◆ RECORDED INFORMATION ◆
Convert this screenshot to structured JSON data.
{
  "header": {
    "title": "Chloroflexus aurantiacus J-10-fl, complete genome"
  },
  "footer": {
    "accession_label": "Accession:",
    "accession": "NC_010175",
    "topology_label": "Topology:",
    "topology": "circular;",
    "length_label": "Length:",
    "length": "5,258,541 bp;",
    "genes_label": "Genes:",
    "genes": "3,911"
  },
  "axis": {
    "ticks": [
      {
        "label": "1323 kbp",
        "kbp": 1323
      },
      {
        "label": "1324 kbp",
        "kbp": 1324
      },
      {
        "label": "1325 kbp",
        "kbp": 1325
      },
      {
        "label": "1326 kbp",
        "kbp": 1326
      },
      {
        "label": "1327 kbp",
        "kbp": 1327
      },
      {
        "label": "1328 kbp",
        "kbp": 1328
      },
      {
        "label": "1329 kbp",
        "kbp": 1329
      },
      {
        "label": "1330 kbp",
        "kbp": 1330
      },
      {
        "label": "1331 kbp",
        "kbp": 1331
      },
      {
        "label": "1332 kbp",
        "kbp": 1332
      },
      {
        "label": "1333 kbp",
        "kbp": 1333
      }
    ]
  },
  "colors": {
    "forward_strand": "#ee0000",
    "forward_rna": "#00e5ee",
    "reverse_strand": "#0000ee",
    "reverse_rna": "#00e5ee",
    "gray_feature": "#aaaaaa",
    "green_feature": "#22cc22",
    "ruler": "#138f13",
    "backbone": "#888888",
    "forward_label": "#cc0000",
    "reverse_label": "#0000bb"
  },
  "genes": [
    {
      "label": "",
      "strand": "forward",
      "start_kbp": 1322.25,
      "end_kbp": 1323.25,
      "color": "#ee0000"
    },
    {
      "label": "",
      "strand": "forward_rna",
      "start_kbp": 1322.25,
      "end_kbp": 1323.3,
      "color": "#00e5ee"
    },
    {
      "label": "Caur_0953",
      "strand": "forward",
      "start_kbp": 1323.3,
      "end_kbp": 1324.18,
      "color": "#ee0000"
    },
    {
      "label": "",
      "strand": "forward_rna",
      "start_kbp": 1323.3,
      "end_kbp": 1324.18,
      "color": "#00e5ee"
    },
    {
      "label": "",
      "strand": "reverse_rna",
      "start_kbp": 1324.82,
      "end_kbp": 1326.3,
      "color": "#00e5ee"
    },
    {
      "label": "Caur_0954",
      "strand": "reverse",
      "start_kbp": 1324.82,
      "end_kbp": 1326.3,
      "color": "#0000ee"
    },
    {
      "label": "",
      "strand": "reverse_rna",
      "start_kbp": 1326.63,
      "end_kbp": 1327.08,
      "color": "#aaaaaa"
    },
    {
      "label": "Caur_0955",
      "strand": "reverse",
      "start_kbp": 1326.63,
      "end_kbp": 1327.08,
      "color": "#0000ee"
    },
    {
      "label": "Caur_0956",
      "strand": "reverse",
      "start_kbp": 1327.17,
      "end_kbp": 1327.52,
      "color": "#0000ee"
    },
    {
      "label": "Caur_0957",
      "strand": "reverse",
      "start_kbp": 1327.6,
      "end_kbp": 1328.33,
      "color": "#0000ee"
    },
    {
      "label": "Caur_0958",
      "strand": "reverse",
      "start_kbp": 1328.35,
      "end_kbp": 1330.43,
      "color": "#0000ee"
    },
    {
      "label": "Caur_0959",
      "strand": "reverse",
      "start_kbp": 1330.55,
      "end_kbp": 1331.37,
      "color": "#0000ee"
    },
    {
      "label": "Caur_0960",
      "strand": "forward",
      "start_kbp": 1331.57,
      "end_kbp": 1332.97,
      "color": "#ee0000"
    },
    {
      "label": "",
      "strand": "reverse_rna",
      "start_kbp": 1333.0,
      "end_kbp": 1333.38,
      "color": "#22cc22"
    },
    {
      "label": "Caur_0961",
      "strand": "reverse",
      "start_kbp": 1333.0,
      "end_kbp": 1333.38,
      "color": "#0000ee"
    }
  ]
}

◆ EXERCISE DIRECTIONS ◆
Output an exact copy of each record.

◆ SOLUTION TO THE EXERCISE ◆
Convert this screenshot to structured JSON data.
{
  "header": {
    "title": "Chloroflexus aurantiacus J-10-fl, complete genome"
  },
  "footer": {
    "accession_label": "Accession:",
    "accession": "NC_010175",
    "topology_label": "Topology:",
    "topology": "circular;",
    "length_label": "Length:",
    "length": "5,258,541 bp;",
    "genes_label": "Genes:",
    "genes": "3,911"
  },
  "axis": {
    "ticks": [
      {
        "label": "1323 kbp",
        "kbp": 1323
      },
      {
        "label": "1324 kbp",
        "kbp": 1324
      },
      {
        "label": "1325 kbp",
        "kbp": 1325
      },
      {
        "label": "1326 kbp",
        "kbp": 1326
      },
      {
        "label": "1327 kbp",
        "kbp": 1327
      },
      {
        "label": "1328 kbp",
        "kbp": 1328
      },
      {
        "label": "1329 kbp",
        "kbp": 1329
      },
      {
        "label": "1330 kbp",
        "kbp": 1330
      },
      {
        "label": "1331 kbp",
        "kbp": 1331
      },
      {
        "label": "1332 kbp",
        "kbp": 1332
      },
      {
        "label": "1333 kbp",
        "kbp": 1333
      }
    ]
  },
  "colors": {
    "forward_strand": "#ee0000",
    "forward_rna": "#00e5ee",
    "reverse_strand": "#0000ee",
    "reverse_rna": "#00e5ee",
    "gray_feature": "#aaaaaa",
    "green_feature": "#22cc22",
    "ruler": "#138f13",
    "backbone": "#888888",
    "forward_label": "#cc0000",
    "reverse_label": "#0000bb"
  },
  "genes": [
    {
      "label": "",
      "strand": "forward",
      "start_kbp": 1322.25,
      "end_kbp": 1323.25,
      "color": "#ee0000"
    },
    {
      "label": "",
      "strand": "forward_rna",
      "start_kbp": 1322.25,
      "end_kbp": 1323.3,
      "color": "#00e5ee"
    },
    {
      "label": "Caur_0953",
      "strand": "forward",
      "start_kbp": 1323.3,
      "end_kbp": 1324.18,
      "color": "#ee0000"
    },
    {
      "label": "",
      "strand": "forward_rna",
      "start_kbp": 1323.3,
      "end_kbp": 1324.18,
      "color": "#00e5ee"
    },
    {
      "label": "",
      "strand": "reverse_rna",
      "start_kbp": 1324.82,
      "end_kbp": 1326.3,
      "color": "#00e5ee"
    },
    {
      "label": "Caur_0954",
      "strand": "reverse",
      "start_kbp": 1324.82,
      "end_kbp": 1326.3,
      "color": "#0000ee"
    },
    {
      "label": "",
      "strand": "reverse_rna",
      "start_kbp": 1326.63,
      "end_kbp": 1327.08,
      "color": "#aaaaaa"
    },
    {
      "label": "Caur_0955",
      "strand": "reverse",
      "start_kbp": 1326.63,
      "end_kbp": 1327.08,
      "color": "#0000ee"
    },
    {
      "label": "Caur_0956",
      "strand": "reverse",
      "start_kbp": 1327.17,
      "end_kbp": 1327.52,
      "color": "#0000ee"
    },
    {
      "label": "Caur_0957",
      "strand": "reverse",
      "start_kbp": 1327.6,
      "end_kbp": 1328.33,
      "color": "#0000ee"
    },
    {
      "label": "Caur_0958",
      "strand": "reverse",
      "start_kbp": 1328.35,
      "end_kbp": 1330.43,
      "color": "#0000ee"
    },
    {
      "label": "Caur_0959",
      "strand": "reverse",
      "start_kbp": 1330.55,
      "end_kbp": 1331.37,
      "color": "#0000ee"
    },
    {
      "label": "Caur_0960",
      "strand": "forward",
      "start_kbp": 1331.57,
      "end_kbp": 1332.97,
      "color": "#ee0000"
    },
    {
      "label": "",
      "strand": "reverse_rna",
      "start_kbp": 1333.0,
      "end_kbp": 1333.38,
      "color": "#22cc22"
    },
    {
      "label": "Caur_0961",
      "strand": "reverse",
      "start_kbp": 1333.0,
      "end_kbp": 1333.38,
      "color": "#0000ee"
    }
  ]
}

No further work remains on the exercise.